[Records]
>> BEGIN

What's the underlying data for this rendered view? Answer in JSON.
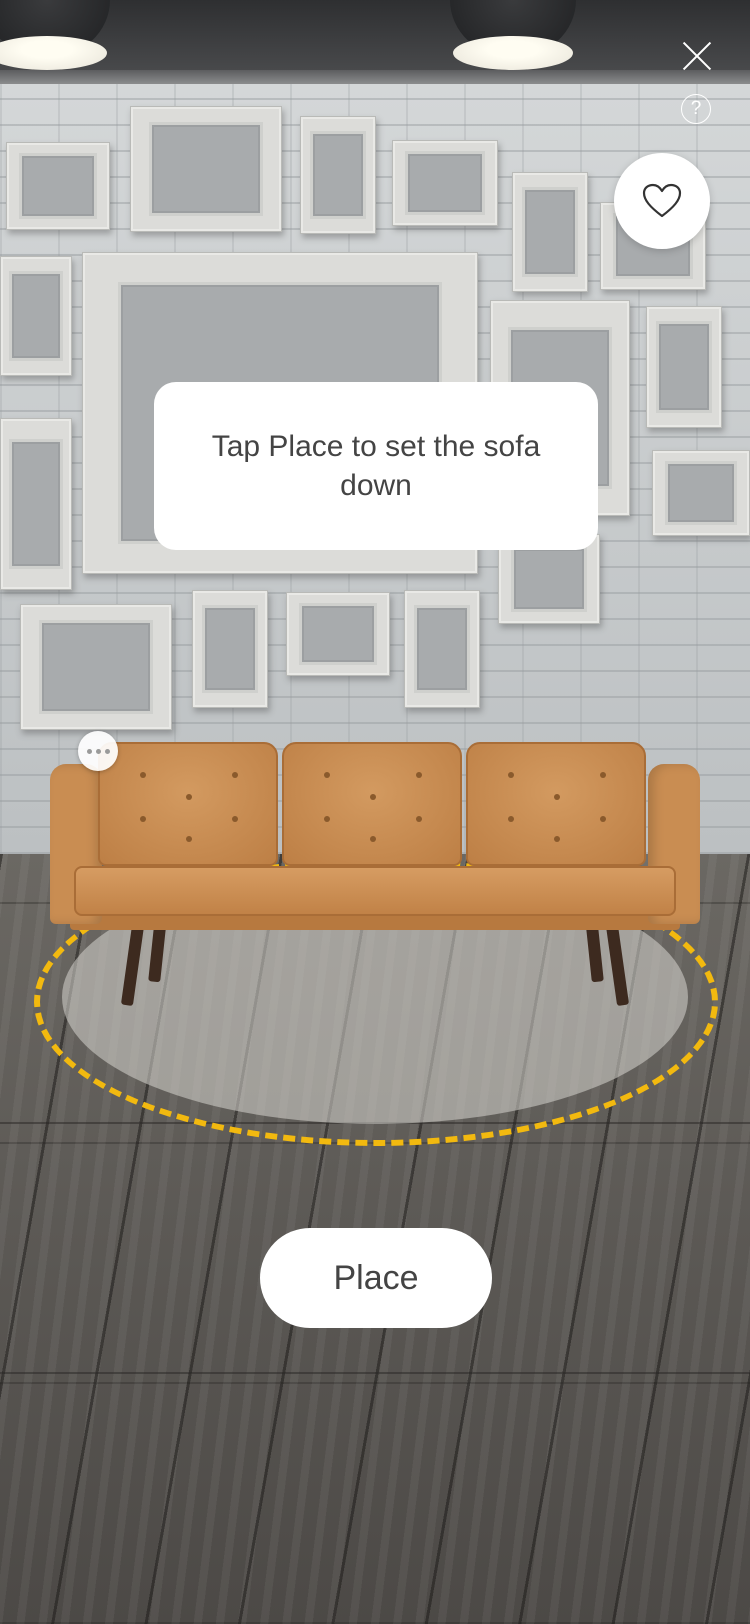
{
  "toast": {
    "message": "Tap Place to set the sofa down"
  },
  "controls": {
    "help_label": "?",
    "place_label": "Place",
    "close_icon": "close-icon",
    "help_icon": "help-icon",
    "favorite_icon": "heart-icon",
    "more_icon": "more-horizontal-icon"
  },
  "colors": {
    "placement_ring": "#f2b90f",
    "sofa_upholstery": "#c98d52",
    "button_bg": "#ffffff",
    "text": "#444444"
  }
}
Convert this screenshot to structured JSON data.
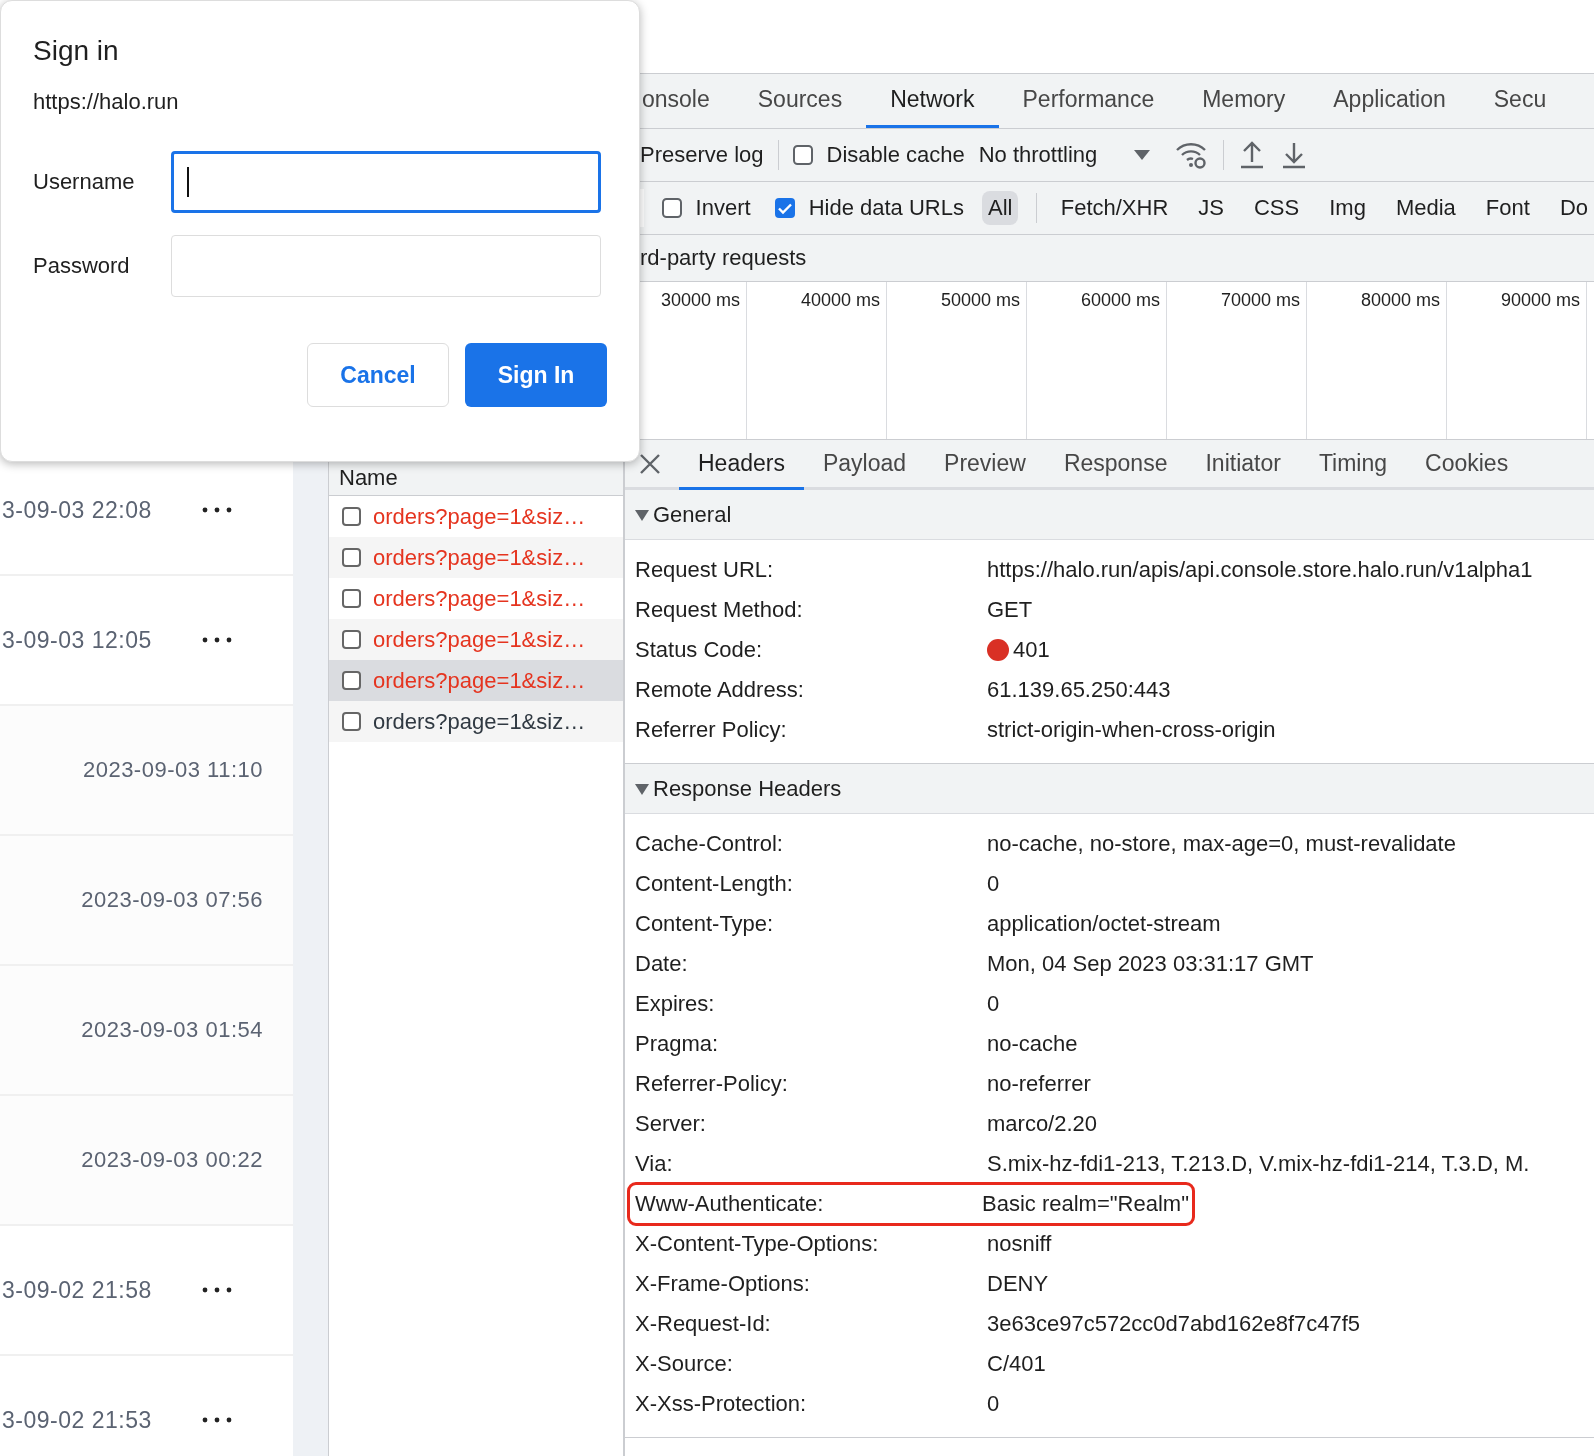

>> END

YOUR TASK » Pictures are excluded; repeat every record exactly.

RESPONSE FOR THIS EXERCISE »
What's the underlying data for this rendered view? Answer in JSON.
{
  "toast": {
    "message": "Tap Place to set the sofa down"
  },
  "controls": {
    "help_label": "?",
    "place_label": "Place",
    "close_icon": "close-icon",
    "help_icon": "help-icon",
    "favorite_icon": "heart-icon",
    "more_icon": "more-horizontal-icon"
  },
  "colors": {
    "placement_ring": "#f2b90f",
    "sofa_upholstery": "#c98d52",
    "button_bg": "#ffffff",
    "text": "#444444"
  }
}
Convert this screenshot to structured JSON data.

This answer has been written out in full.